--- start ---
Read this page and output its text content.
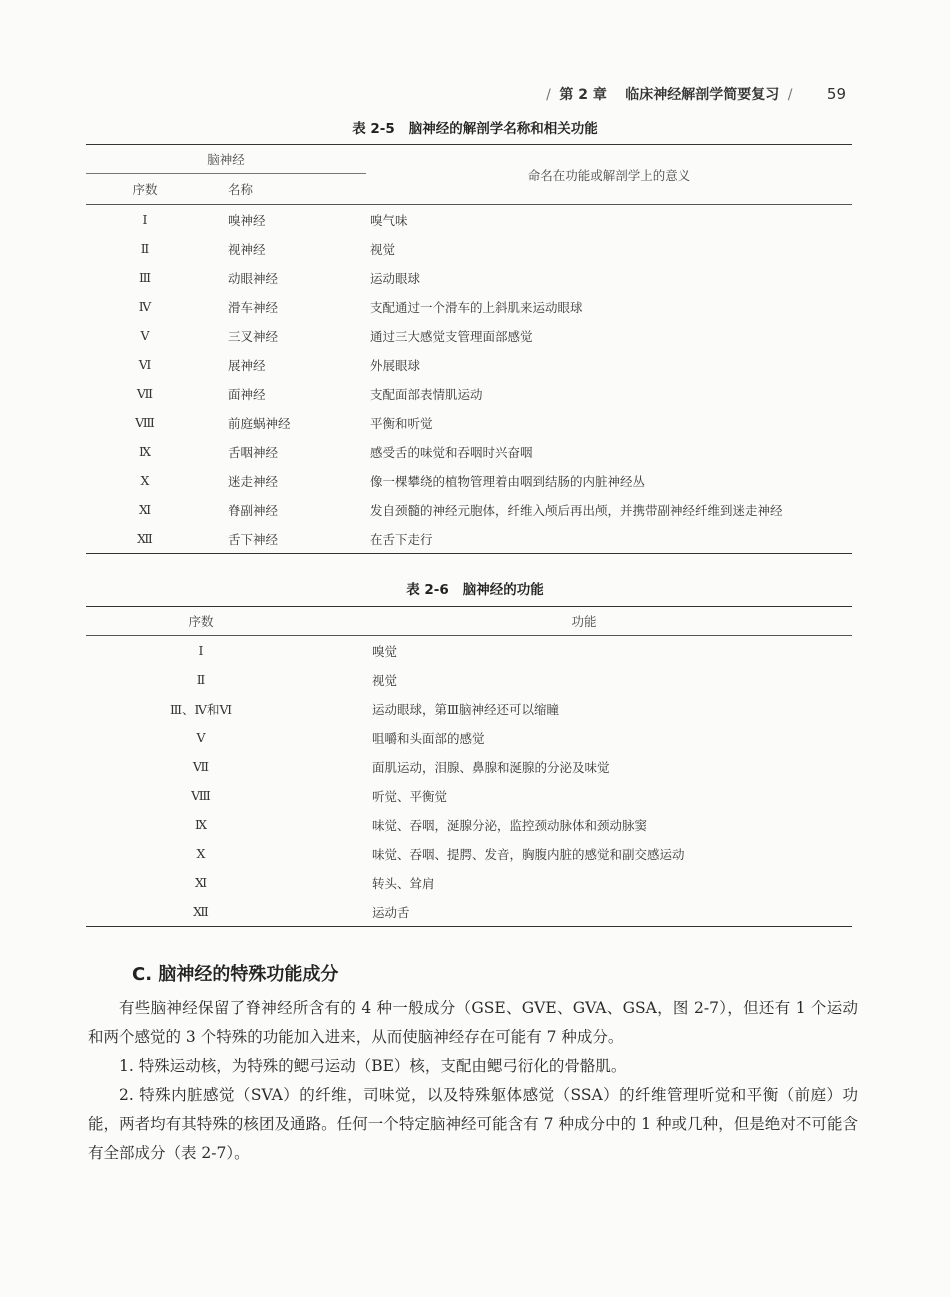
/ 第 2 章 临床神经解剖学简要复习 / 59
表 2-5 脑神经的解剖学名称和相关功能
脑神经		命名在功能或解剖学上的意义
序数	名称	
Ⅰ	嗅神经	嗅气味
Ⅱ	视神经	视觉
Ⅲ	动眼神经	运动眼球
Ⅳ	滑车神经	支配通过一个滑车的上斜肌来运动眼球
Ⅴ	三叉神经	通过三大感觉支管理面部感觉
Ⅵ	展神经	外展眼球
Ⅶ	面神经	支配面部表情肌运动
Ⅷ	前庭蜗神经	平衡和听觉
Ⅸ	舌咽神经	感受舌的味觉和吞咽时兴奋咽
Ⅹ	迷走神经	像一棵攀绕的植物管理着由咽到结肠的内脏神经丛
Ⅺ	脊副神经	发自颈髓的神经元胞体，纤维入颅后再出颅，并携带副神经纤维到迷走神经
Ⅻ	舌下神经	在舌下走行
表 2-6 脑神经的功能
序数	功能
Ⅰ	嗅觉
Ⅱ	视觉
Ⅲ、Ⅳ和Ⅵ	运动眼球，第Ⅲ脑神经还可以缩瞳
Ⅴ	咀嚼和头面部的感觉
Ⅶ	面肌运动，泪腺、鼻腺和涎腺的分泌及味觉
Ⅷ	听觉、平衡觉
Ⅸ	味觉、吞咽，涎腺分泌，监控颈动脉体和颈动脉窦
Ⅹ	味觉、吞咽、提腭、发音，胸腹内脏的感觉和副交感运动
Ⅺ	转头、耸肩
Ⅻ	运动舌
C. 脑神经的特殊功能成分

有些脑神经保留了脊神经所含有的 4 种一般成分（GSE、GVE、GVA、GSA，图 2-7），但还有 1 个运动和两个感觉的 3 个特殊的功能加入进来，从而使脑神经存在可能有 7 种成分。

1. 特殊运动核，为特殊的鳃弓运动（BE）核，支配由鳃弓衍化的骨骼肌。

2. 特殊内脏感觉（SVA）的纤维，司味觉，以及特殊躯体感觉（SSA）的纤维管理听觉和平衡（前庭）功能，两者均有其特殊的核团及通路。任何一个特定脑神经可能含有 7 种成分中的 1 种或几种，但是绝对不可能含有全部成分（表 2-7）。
--- end ---
• [What is expected]
All the records need to be repeated exactly, with the images dropped.

• [Result]
Read this page and output its text content.
/ 第 2 章 临床神经解剖学简要复习 / 59
表 2-5 脑神经的解剖学名称和相关功能
脑神经		命名在功能或解剖学上的意义
序数	名称	
Ⅰ	嗅神经	嗅气味
Ⅱ	视神经	视觉
Ⅲ	动眼神经	运动眼球
Ⅳ	滑车神经	支配通过一个滑车的上斜肌来运动眼球
Ⅴ	三叉神经	通过三大感觉支管理面部感觉
Ⅵ	展神经	外展眼球
Ⅶ	面神经	支配面部表情肌运动
Ⅷ	前庭蜗神经	平衡和听觉
Ⅸ	舌咽神经	感受舌的味觉和吞咽时兴奋咽
Ⅹ	迷走神经	像一棵攀绕的植物管理着由咽到结肠的内脏神经丛
Ⅺ	脊副神经	发自颈髓的神经元胞体，纤维入颅后再出颅，并携带副神经纤维到迷走神经
Ⅻ	舌下神经	在舌下走行
表 2-6 脑神经的功能
序数	功能
Ⅰ	嗅觉
Ⅱ	视觉
Ⅲ、Ⅳ和Ⅵ	运动眼球，第Ⅲ脑神经还可以缩瞳
Ⅴ	咀嚼和头面部的感觉
Ⅶ	面肌运动，泪腺、鼻腺和涎腺的分泌及味觉
Ⅷ	听觉、平衡觉
Ⅸ	味觉、吞咽，涎腺分泌，监控颈动脉体和颈动脉窦
Ⅹ	味觉、吞咽、提腭、发音，胸腹内脏的感觉和副交感运动
Ⅺ	转头、耸肩
Ⅻ	运动舌
C. 脑神经的特殊功能成分

有些脑神经保留了脊神经所含有的 4 种一般成分（GSE、GVE、GVA、GSA，图 2-7），但还有 1 个运动和两个感觉的 3 个特殊的功能加入进来，从而使脑神经存在可能有 7 种成分。

1. 特殊运动核，为特殊的鳃弓运动（BE）核，支配由鳃弓衍化的骨骼肌。

2. 特殊内脏感觉（SVA）的纤维，司味觉，以及特殊躯体感觉（SSA）的纤维管理听觉和平衡（前庭）功能，两者均有其特殊的核团及通路。任何一个特定脑神经可能含有 7 种成分中的 1 种或几种，但是绝对不可能含有全部成分（表 2-7）。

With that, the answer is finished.